GIVEN EXERCISE: In the data below, find every line that has the string "this", and copy it.

= = = = = = =

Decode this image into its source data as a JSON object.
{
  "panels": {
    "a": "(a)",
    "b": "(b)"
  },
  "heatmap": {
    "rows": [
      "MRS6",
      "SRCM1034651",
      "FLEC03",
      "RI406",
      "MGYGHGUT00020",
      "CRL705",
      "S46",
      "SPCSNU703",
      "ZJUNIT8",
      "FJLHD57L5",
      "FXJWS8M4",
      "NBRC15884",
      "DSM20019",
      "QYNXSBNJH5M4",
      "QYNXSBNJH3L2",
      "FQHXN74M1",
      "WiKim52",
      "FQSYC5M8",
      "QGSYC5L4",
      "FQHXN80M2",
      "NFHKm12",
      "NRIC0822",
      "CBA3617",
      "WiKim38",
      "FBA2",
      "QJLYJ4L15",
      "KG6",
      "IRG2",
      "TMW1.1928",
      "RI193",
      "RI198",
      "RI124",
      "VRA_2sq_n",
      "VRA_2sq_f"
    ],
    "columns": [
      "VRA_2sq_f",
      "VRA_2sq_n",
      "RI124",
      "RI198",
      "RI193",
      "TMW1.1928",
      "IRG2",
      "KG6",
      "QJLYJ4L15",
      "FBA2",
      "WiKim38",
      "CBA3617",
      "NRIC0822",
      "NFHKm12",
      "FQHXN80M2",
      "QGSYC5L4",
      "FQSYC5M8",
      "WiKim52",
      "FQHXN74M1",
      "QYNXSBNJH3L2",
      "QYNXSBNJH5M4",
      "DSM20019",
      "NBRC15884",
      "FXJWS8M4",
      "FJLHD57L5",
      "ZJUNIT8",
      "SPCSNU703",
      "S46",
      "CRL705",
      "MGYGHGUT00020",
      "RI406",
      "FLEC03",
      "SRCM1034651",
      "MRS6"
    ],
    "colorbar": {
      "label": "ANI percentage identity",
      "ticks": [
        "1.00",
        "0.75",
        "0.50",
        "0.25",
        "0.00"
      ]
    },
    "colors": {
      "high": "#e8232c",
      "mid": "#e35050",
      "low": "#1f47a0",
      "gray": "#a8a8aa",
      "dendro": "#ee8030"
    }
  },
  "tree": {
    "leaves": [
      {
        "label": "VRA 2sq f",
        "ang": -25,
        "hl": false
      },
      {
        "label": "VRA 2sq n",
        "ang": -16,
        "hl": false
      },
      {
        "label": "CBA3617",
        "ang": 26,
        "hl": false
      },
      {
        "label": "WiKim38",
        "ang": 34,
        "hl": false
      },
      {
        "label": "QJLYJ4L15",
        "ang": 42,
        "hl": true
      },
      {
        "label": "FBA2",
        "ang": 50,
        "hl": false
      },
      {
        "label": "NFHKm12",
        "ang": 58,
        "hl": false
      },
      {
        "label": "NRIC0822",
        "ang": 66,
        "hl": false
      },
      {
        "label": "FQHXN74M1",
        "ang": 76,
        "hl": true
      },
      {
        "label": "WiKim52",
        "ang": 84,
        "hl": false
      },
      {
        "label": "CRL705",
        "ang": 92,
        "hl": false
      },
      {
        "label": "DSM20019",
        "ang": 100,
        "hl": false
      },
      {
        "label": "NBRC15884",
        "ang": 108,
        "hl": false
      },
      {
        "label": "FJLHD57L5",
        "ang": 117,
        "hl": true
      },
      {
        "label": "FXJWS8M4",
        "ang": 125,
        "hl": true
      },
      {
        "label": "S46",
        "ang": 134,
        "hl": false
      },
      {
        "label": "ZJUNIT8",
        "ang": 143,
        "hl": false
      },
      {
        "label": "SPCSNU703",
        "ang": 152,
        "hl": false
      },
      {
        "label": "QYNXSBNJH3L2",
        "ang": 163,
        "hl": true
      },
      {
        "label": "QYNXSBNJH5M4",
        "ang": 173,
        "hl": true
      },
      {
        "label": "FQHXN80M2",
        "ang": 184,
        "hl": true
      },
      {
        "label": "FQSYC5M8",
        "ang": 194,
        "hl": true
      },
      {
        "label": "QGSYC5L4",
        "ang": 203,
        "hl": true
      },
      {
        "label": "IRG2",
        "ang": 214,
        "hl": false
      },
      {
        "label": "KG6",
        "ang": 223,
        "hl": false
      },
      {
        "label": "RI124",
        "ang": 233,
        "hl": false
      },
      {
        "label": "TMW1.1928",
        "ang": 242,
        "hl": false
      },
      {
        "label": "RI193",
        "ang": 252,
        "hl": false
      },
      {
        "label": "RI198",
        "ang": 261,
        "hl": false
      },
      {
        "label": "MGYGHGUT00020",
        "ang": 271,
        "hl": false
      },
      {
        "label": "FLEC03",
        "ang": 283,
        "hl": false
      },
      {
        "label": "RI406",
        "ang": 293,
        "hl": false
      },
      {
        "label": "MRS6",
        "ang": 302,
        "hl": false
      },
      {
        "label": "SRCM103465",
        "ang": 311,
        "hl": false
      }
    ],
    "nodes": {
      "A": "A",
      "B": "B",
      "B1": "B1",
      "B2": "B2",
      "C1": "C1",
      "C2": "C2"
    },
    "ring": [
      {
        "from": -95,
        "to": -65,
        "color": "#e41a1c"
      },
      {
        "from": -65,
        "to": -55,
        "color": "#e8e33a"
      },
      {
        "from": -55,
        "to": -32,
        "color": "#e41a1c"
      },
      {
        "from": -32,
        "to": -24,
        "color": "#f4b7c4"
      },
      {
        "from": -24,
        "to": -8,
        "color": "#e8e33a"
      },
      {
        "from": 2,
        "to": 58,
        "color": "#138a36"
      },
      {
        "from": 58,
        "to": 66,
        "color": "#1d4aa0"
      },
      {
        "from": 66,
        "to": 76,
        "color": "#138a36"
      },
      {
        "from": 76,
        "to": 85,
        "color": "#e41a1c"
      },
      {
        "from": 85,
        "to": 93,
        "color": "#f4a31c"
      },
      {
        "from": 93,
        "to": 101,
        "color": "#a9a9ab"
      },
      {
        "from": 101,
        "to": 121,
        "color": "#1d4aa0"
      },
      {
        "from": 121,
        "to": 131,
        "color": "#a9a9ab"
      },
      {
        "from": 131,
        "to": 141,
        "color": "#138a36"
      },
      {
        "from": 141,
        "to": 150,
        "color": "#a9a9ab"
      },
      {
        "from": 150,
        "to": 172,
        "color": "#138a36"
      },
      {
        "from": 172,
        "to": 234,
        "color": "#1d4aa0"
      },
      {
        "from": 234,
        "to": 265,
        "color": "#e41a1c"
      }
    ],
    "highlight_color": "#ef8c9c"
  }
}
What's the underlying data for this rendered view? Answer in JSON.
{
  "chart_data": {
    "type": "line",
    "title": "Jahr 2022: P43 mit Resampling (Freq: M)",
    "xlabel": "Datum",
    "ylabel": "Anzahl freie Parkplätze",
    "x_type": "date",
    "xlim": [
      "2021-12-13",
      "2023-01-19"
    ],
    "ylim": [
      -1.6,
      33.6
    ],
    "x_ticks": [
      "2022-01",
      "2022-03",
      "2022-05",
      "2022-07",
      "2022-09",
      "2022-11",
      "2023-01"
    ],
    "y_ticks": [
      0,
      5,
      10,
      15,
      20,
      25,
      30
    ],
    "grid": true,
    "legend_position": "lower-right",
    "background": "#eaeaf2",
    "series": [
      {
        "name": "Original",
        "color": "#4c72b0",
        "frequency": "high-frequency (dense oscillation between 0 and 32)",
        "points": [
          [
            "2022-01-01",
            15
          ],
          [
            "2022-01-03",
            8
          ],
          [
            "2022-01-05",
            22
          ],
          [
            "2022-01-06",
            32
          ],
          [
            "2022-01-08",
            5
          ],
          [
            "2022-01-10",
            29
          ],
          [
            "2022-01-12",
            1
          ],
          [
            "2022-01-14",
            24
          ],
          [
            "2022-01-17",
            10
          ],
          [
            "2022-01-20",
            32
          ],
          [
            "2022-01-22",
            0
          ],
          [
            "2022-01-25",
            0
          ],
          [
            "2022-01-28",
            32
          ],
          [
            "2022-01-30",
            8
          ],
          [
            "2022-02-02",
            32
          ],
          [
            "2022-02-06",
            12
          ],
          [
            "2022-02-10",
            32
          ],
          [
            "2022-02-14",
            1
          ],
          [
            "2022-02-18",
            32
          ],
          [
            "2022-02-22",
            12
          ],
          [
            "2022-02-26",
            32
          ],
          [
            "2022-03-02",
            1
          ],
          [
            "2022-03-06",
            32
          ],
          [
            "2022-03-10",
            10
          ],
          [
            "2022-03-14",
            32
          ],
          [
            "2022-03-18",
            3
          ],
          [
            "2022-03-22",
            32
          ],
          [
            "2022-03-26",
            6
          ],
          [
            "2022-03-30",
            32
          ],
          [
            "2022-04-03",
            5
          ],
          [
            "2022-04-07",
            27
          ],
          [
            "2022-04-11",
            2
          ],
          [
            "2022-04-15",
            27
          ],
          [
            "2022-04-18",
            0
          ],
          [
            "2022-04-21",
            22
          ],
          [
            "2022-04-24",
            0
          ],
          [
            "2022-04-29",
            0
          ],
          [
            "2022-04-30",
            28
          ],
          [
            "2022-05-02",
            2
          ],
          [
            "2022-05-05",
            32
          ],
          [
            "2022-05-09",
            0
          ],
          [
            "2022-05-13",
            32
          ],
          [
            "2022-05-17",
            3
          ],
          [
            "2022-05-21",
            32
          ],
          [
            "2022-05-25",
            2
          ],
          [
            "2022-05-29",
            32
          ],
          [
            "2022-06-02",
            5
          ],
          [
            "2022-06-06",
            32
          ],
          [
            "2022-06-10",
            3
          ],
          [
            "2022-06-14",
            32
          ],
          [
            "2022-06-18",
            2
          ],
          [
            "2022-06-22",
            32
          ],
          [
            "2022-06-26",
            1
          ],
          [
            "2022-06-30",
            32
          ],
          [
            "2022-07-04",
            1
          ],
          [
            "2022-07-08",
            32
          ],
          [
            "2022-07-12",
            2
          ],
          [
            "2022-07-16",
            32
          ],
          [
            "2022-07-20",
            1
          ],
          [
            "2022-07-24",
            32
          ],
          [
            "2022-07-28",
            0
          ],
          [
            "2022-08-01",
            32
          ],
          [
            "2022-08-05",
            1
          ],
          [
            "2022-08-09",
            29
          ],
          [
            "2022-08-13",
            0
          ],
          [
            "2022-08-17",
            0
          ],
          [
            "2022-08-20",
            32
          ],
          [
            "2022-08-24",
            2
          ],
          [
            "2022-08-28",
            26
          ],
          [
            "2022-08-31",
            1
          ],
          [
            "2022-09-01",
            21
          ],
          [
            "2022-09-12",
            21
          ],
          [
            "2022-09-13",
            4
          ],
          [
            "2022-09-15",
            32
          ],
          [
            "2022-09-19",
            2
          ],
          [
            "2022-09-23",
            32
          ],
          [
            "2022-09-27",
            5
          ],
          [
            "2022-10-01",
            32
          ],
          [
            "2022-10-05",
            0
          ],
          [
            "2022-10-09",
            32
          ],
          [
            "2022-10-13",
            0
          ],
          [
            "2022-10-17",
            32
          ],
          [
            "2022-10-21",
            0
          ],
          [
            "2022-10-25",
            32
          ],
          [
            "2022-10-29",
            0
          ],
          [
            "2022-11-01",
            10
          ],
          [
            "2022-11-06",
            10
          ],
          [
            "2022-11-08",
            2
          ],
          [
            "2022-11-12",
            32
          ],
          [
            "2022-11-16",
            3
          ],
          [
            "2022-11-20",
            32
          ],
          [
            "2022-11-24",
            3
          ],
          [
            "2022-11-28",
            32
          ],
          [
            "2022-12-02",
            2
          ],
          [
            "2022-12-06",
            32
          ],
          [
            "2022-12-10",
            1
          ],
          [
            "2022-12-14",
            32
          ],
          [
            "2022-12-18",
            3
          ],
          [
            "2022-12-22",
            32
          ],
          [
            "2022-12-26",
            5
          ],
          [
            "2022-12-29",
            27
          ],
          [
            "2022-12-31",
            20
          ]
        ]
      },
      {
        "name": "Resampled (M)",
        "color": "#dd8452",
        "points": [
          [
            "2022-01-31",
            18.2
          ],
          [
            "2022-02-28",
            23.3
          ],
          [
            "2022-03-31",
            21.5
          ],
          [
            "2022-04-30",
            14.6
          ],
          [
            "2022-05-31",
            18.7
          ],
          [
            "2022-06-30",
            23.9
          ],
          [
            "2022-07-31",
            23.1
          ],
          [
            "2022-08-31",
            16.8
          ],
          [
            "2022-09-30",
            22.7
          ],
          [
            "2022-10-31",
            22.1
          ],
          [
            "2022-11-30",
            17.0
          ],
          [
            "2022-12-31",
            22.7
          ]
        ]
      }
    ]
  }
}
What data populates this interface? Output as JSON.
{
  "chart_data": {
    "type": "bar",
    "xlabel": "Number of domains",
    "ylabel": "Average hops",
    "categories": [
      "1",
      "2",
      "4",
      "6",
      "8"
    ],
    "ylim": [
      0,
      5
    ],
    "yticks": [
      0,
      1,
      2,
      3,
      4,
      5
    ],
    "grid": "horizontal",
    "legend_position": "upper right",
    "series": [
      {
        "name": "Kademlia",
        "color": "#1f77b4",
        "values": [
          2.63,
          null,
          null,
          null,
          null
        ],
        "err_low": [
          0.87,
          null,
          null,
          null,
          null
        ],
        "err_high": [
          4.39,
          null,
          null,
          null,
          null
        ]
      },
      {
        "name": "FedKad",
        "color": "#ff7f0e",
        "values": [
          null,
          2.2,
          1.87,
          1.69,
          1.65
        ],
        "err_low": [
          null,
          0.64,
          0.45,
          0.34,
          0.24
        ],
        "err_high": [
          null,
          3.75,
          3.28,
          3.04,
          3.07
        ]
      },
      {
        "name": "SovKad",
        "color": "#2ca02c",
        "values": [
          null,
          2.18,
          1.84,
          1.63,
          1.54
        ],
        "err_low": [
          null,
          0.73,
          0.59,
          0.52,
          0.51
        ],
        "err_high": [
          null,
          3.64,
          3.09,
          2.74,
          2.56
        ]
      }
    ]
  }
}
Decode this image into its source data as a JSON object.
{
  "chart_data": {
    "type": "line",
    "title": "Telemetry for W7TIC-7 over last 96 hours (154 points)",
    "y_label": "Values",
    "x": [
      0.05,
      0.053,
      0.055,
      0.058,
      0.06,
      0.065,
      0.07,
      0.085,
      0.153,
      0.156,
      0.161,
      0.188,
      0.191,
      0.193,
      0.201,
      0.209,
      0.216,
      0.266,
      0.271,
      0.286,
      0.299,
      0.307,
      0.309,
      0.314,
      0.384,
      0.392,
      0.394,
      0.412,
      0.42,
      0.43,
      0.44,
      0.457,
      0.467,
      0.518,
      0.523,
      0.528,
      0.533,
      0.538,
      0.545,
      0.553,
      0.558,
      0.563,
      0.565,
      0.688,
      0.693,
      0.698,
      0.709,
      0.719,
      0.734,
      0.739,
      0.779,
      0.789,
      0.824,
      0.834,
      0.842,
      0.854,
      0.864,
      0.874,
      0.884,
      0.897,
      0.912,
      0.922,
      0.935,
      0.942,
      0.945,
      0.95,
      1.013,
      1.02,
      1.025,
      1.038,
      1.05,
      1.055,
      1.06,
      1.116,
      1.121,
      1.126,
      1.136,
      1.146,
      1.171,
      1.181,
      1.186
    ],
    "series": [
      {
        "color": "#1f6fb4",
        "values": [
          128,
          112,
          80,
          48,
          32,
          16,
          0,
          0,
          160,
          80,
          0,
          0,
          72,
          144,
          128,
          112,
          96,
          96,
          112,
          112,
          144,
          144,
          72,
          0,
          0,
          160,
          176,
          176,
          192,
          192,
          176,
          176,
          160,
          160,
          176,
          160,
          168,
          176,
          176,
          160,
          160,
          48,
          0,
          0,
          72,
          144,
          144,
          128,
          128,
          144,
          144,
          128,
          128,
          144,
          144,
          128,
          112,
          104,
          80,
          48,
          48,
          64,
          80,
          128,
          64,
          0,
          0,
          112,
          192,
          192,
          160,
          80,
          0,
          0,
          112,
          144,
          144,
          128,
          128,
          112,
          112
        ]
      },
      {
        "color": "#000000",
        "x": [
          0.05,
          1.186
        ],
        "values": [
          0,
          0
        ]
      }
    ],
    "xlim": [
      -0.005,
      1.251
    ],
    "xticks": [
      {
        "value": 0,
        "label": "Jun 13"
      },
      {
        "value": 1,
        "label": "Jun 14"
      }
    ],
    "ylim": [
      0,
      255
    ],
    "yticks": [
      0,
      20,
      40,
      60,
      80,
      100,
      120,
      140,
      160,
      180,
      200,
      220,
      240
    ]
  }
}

= = = = = = =

TASK OUTPUT:
Decode this image into its source data as a JSON object.
What's the underlying data for this rendered view? Answer in JSON.
What data populates this interface? Output as JSON.
Decode this image into its source data as a JSON object.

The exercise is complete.